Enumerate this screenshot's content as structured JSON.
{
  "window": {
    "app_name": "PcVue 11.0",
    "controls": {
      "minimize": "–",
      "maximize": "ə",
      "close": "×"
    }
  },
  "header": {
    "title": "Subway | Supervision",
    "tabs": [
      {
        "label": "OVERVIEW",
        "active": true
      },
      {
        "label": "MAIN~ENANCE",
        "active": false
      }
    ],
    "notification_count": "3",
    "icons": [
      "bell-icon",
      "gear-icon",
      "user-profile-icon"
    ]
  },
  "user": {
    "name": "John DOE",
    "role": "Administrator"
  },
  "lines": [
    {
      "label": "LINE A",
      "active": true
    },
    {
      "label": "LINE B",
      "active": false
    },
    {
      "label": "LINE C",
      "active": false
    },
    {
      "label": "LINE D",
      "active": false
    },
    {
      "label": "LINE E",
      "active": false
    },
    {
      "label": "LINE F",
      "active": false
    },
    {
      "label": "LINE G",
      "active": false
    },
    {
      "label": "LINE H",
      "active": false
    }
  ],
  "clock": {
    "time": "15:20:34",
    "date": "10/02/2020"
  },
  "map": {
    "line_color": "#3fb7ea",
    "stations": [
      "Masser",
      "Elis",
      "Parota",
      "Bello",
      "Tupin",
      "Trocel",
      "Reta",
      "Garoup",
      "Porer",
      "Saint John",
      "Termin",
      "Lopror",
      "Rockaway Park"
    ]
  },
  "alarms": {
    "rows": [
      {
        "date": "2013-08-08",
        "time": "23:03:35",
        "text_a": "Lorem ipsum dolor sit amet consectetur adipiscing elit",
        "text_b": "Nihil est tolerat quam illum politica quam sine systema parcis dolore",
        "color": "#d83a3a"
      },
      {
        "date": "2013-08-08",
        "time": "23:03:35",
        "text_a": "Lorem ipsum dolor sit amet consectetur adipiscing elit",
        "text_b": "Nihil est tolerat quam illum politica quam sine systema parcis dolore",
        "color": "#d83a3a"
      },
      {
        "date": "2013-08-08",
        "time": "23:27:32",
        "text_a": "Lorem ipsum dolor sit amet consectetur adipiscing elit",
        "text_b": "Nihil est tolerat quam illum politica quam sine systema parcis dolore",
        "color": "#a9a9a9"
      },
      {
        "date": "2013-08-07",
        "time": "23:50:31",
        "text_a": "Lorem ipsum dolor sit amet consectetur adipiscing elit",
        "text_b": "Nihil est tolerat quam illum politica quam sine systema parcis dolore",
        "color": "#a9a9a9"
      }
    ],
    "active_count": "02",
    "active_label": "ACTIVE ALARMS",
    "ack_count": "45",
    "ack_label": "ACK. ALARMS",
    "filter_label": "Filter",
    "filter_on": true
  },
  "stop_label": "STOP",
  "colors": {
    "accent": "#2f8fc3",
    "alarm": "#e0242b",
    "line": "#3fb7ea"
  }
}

+++

→ Exercise: Exactly as they are written, print the entries again.

→ Result of the task:
Enumerate this screenshot's content as structured JSON.
{
  "window": {
    "app_name": "PcVue 11.0",
    "controls": {
      "minimize": "–",
      "maximize": "ə",
      "close": "×"
    }
  },
  "header": {
    "title": "Subway | Supervision",
    "tabs": [
      {
        "label": "OVERVIEW",
        "active": true
      },
      {
        "label": "MAIN~ENANCE",
        "active": false
      }
    ],
    "notification_count": "3",
    "icons": [
      "bell-icon",
      "gear-icon",
      "user-profile-icon"
    ]
  },
  "user": {
    "name": "John DOE",
    "role": "Administrator"
  },
  "lines": [
    {
      "label": "LINE A",
      "active": true
    },
    {
      "label": "LINE B",
      "active": false
    },
    {
      "label": "LINE C",
      "active": false
    },
    {
      "label": "LINE D",
      "active": false
    },
    {
      "label": "LINE E",
      "active": false
    },
    {
      "label": "LINE F",
      "active": false
    },
    {
      "label": "LINE G",
      "active": false
    },
    {
      "label": "LINE H",
      "active": false
    }
  ],
  "clock": {
    "time": "15:20:34",
    "date": "10/02/2020"
  },
  "map": {
    "line_color": "#3fb7ea",
    "stations": [
      "Masser",
      "Elis",
      "Parota",
      "Bello",
      "Tupin",
      "Trocel",
      "Reta",
      "Garoup",
      "Porer",
      "Saint John",
      "Termin",
      "Lopror",
      "Rockaway Park"
    ]
  },
  "alarms": {
    "rows": [
      {
        "date": "2013-08-08",
        "time": "23:03:35",
        "text_a": "Lorem ipsum dolor sit amet consectetur adipiscing elit",
        "text_b": "Nihil est tolerat quam illum politica quam sine systema parcis dolore",
        "color": "#d83a3a"
      },
      {
        "date": "2013-08-08",
        "time": "23:03:35",
        "text_a": "Lorem ipsum dolor sit amet consectetur adipiscing elit",
        "text_b": "Nihil est tolerat quam illum politica quam sine systema parcis dolore",
        "color": "#d83a3a"
      },
      {
        "date": "2013-08-08",
        "time": "23:27:32",
        "text_a": "Lorem ipsum dolor sit amet consectetur adipiscing elit",
        "text_b": "Nihil est tolerat quam illum politica quam sine systema parcis dolore",
        "color": "#a9a9a9"
      },
      {
        "date": "2013-08-07",
        "time": "23:50:31",
        "text_a": "Lorem ipsum dolor sit amet consectetur adipiscing elit",
        "text_b": "Nihil est tolerat quam illum politica quam sine systema parcis dolore",
        "color": "#a9a9a9"
      }
    ],
    "active_count": "02",
    "active_label": "ACTIVE ALARMS",
    "ack_count": "45",
    "ack_label": "ACK. ALARMS",
    "filter_label": "Filter",
    "filter_on": true
  },
  "stop_label": "STOP",
  "colors": {
    "accent": "#2f8fc3",
    "alarm": "#e0242b",
    "line": "#3fb7ea"
  }
}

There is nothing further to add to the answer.